Copy the entries below verbatim, from their first line through the line holding "Localize all elements.", with both ends included and the pictures left out.

▶ AVAILABLE RECORDS
- - - - - - -

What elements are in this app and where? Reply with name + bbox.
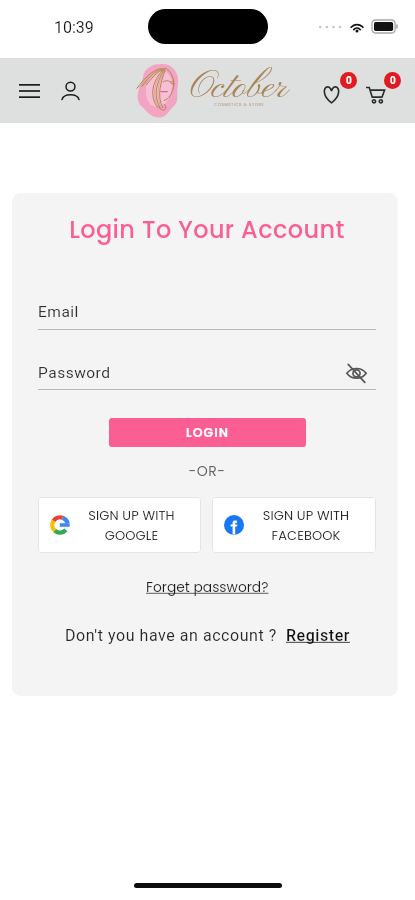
staticText: 0 <box>390 75 396 87</box>
staticText: Don't you have an account ? <box>65 626 286 645</box>
staticText: October <box>190 63 288 112</box>
button[interactable]: Password <box>38 364 376 390</box>
button[interactable]: Email <box>38 303 376 330</box>
staticText: 10:39 <box>54 18 94 37</box>
button[interactable]: Favorites <box>319 71 359 111</box>
button[interactable]: Account <box>54 75 86 107</box>
staticText: COSMETICS & STORE <box>214 102 265 108</box>
staticText: Login To Your Account <box>38 213 376 247</box>
button[interactable]: SIGN UP WITH GOOGLE <box>38 497 201 553</box>
staticText: SIGN UP WITH FACEBOOK <box>244 506 368 545</box>
staticText: Password <box>38 364 353 382</box>
staticText: LOGIN <box>186 424 229 441</box>
button[interactable]: SIGN UP WITH FACEBOOK <box>212 497 376 553</box>
staticText: SIGN UP WITH GOOGLE <box>70 506 193 545</box>
staticText: -OR- <box>38 461 376 481</box>
button[interactable]: Register <box>286 626 350 645</box>
staticText: 0 <box>346 75 352 87</box>
staticText: Email <box>38 303 376 321</box>
button[interactable]: Menu <box>13 75 45 107</box>
button[interactable]: Forget password? <box>146 578 269 597</box>
button[interactable]: Cart <box>363 71 403 111</box>
button[interactable]: LOGIN <box>109 418 306 447</box>
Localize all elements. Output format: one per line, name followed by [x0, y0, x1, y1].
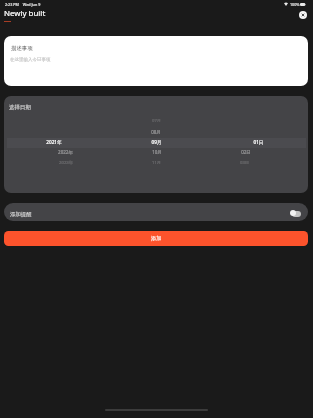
staticText: 100% [290, 2, 300, 7]
staticText: 03日 [240, 160, 249, 166]
staticText: 10月 [152, 149, 162, 155]
button[interactable]: 添加 [4, 231, 308, 246]
staticText: Newly built [4, 8, 46, 19]
staticText: 添加 [151, 235, 162, 242]
button[interactable]: 添加提醒 [4, 203, 308, 221]
staticText: 在这里输入今日事项 [10, 57, 51, 63]
button[interactable]: Toggle reminder [286, 210, 301, 217]
staticText: 2:23 PM Wed Jun 9 [5, 2, 41, 7]
staticText: 描述事项 [11, 45, 33, 52]
button[interactable]: 描述事项 [4, 36, 308, 86]
staticText: 2022年 [58, 149, 73, 155]
staticText: 选择日期 [9, 104, 31, 111]
staticText: 11月 [152, 160, 161, 166]
button[interactable]: Close [299, 11, 307, 19]
staticText: 01日 [253, 139, 264, 145]
staticText: 2021年 [46, 139, 62, 145]
staticText: 09月 [151, 139, 162, 145]
staticText: 2023年 [59, 160, 73, 166]
staticText: 08月 [151, 129, 161, 135]
staticText: 07月 [152, 118, 161, 124]
staticText: 02日 [241, 149, 251, 155]
staticText: 添加提醒 [10, 211, 32, 218]
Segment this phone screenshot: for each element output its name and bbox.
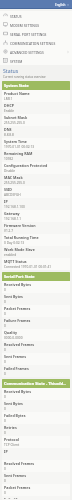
- staticText: 0: [4, 288, 6, 292]
- staticText: STATUS: [10, 14, 69, 18]
- button[interactable]: System Time: [2, 138, 70, 150]
- staticText: 0: [4, 312, 6, 316]
- staticText: System State: [4, 83, 29, 88]
- staticText: Product Name: [4, 91, 30, 96]
- staticText: 0: [4, 491, 6, 495]
- button[interactable]: Failure Frames: [2, 317, 70, 329]
- staticText: Sent Frames: [4, 354, 27, 359]
- button[interactable]: Sent Frames: [2, 472, 70, 484]
- button[interactable]: Sent Frames: [2, 353, 70, 365]
- staticText: 0: [4, 431, 6, 435]
- button[interactable]: COMMUNICATION SETTINGS: [0, 38, 72, 47]
- button[interactable]: Packet Frames: [2, 305, 70, 317]
- button[interactable]: Received Bytes: [2, 281, 70, 293]
- button[interactable]: Total Running Time: [2, 234, 70, 246]
- button[interactable]: STATUS: [0, 11, 72, 20]
- button[interactable]: Remaining RAM: [2, 150, 70, 162]
- staticText: Quality: [4, 330, 18, 335]
- staticText: Sent Bytes: [4, 294, 23, 299]
- staticText: Configuration Protected: [4, 163, 48, 168]
- staticText: 0: [4, 372, 6, 376]
- staticText: Current running status overview: [3, 75, 46, 79]
- staticText: Remaining RAM: [4, 151, 33, 156]
- button[interactable]: MAC Mask: [2, 174, 70, 186]
- button[interactable]: Failed Frames: [2, 365, 70, 377]
- staticText: Retries: [4, 425, 17, 430]
- staticText: IP: [4, 199, 8, 204]
- button[interactable]: DHCP: [2, 102, 70, 114]
- staticText: Work Mode Slave: [4, 247, 35, 252]
- button[interactable]: Gateway: [2, 210, 70, 222]
- staticText: MODEM SETTINGS: [10, 23, 69, 27]
- staticText: Connected 1970-01-01 00:01:41: [4, 265, 52, 269]
- staticText: LM51: [4, 97, 13, 101]
- button[interactable]: SERIAL PORT SETTINGS: [0, 29, 72, 38]
- staticText: Serial Port State: [4, 274, 35, 279]
- staticText: 192.168.1.1: [4, 217, 22, 221]
- staticText: Communication State - Thisoddpriest: [4, 381, 68, 386]
- button[interactable]: DNS: [2, 126, 70, 138]
- button[interactable]: Sent Bytes: [2, 400, 70, 412]
- staticText: Resolved Frames: [4, 342, 35, 347]
- button[interactable]: Retries: [2, 424, 70, 436]
- staticText: 0 Day 0:02:13: [4, 241, 25, 245]
- staticText: Packet Frames: [4, 485, 31, 490]
- staticText: Subnet Mask: [4, 115, 28, 120]
- button[interactable]: MQTT Status: [2, 258, 70, 270]
- button[interactable]: Packet Frames: [2, 484, 70, 496]
- staticText: Resolved Frames: [4, 461, 35, 466]
- staticText: V1.2.7: [4, 229, 14, 233]
- button[interactable]: SSID: [2, 186, 70, 198]
- staticText: 192.168.1.100: [4, 205, 25, 209]
- staticText: 0: [4, 395, 6, 399]
- staticText: 0: [4, 324, 6, 328]
- button[interactable]: ADVANCED SETTINGS: [0, 47, 72, 56]
- staticText: Gateway: [4, 211, 20, 216]
- staticText: 255.255.255.0: [4, 181, 25, 185]
- staticText: 1970-01-01 00:02:13: [4, 145, 35, 149]
- staticText: COMMUNICATION SETTINGS: [10, 41, 69, 45]
- staticText: 0: [4, 407, 6, 411]
- staticText: Protocol: [4, 437, 19, 442]
- staticText: Failed Frames: [4, 366, 29, 371]
- button[interactable]: SYSTEM: [0, 56, 72, 65]
- button[interactable]: Received Bytes: [2, 388, 70, 400]
- button[interactable]: Failed Frames: [2, 496, 70, 500]
- button[interactable]: Failed Bytes: [2, 412, 70, 424]
- button[interactable]: Work Mode Slave: [2, 246, 70, 258]
- button[interactable]: Resolved Frames: [2, 460, 70, 472]
- button[interactable]: MODEM SETTINGS: [0, 20, 72, 29]
- staticText: Disable: [4, 169, 16, 173]
- staticText: Packet Frames: [4, 306, 31, 311]
- staticText: IP: [4, 449, 8, 454]
- button[interactable]: Subnet Mask: [2, 114, 70, 126]
- button[interactable]: Quality: [2, 329, 70, 341]
- staticText: Total Running Time: [4, 235, 39, 240]
- staticText: Sent Frames: [4, 473, 27, 478]
- button[interactable]: IP: [2, 198, 70, 210]
- button[interactable]: Resolved Frames: [2, 341, 70, 353]
- staticText: 8.8.8.8: [4, 133, 14, 137]
- button[interactable]: Firmware Version: [2, 222, 70, 234]
- button[interactable]: Product Name: [2, 90, 70, 102]
- staticText: English: [55, 3, 66, 7]
- staticText: DNS: [4, 127, 12, 132]
- button[interactable]: IP: [2, 448, 70, 460]
- staticText: ABCDEFGH: [4, 193, 21, 197]
- button[interactable]: Configuration Protected: [2, 162, 70, 174]
- staticText: 0: [4, 419, 6, 423]
- staticText: Enable: [4, 109, 15, 113]
- staticText: SSID: [4, 187, 12, 192]
- button[interactable]: Protocol: [2, 436, 70, 448]
- button[interactable]: Sent Bytes: [2, 293, 70, 305]
- staticText: Received Bytes: [4, 282, 31, 287]
- button[interactable]: English: [54, 2, 70, 8]
- staticText: SYSTEM: [10, 59, 69, 63]
- staticText: DHCP: [4, 103, 14, 108]
- staticText: Status: [3, 67, 19, 74]
- staticText: TCP Client: [4, 443, 20, 447]
- staticText: 0: [4, 348, 6, 352]
- staticText: 0: [4, 360, 6, 364]
- staticText: 0: [4, 479, 6, 483]
- staticText: enabled: [4, 253, 17, 257]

- - - - - - -

▶ RESPONSE TO THIS EXERCISE
What elements are in this app and where? Reply with name + bbox.
staticText: 0 <box>390 75 396 87</box>
staticText: Don't you have an account ? <box>65 626 286 645</box>
staticText: October <box>190 63 288 112</box>
button[interactable]: Password <box>38 364 376 390</box>
button[interactable]: Email <box>38 303 376 330</box>
staticText: 10:39 <box>54 18 94 37</box>
button[interactable]: Favorites <box>319 71 359 111</box>
button[interactable]: Account <box>54 75 86 107</box>
staticText: COSMETICS & STORE <box>214 102 265 108</box>
staticText: Login To Your Account <box>38 213 376 247</box>
button[interactable]: SIGN UP WITH GOOGLE <box>38 497 201 553</box>
staticText: SIGN UP WITH FACEBOOK <box>244 506 368 545</box>
staticText: Password <box>38 364 353 382</box>
staticText: LOGIN <box>186 424 229 441</box>
button[interactable]: SIGN UP WITH FACEBOOK <box>212 497 376 553</box>
staticText: SIGN UP WITH GOOGLE <box>70 506 193 545</box>
staticText: -OR- <box>38 461 376 481</box>
button[interactable]: Register <box>286 626 350 645</box>
staticText: 0 <box>346 75 352 87</box>
staticText: Email <box>38 303 376 321</box>
button[interactable]: Menu <box>13 75 45 107</box>
button[interactable]: Forget password? <box>146 578 269 597</box>
button[interactable]: Cart <box>363 71 403 111</box>
button[interactable]: LOGIN <box>109 418 306 447</box>
Localize all elements. Output format: one per line, name followed by [x0, y0, x1, y1].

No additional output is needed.